PROBLEM DESCRIPTION: In full and without deviation, write out the entries that follow.

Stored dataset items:

⁂

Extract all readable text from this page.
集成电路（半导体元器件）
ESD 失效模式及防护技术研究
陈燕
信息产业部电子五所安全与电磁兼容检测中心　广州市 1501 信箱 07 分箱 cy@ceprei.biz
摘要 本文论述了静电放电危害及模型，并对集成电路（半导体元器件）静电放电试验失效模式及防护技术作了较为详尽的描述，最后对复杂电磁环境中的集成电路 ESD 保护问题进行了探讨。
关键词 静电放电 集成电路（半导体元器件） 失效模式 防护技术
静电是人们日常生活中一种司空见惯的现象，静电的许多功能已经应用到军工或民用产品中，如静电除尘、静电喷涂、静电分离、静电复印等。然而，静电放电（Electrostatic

⁂

TASK OUTPUT:
Extract all readable text from this page.
集成电路（半导体元器件）
ESD 失效模式及防护技术研究
陈燕
信息产业部电子五所安全与电磁兼容检测中心　广州市 1501 信箱 07 分箱 cy@ceprei.biz
摘要 本文论述了静电放电危害及模型，并对集成电路（半导体元器件）静电放电试验失效模式及防护技术作了较为详尽的描述，最后对复杂电磁环境中的集成电路 ESD 保护问题进行了探讨。
关键词 静电放电 集成电路（半导体元器件） 失效模式 防护技术
静电是人们日常生活中一种司空见惯的现象，静电的许多功能已经应用到军工或民用产品中，如静电除尘、静电喷涂、静电分离、静电复印等。然而，静电放电（Electrostatic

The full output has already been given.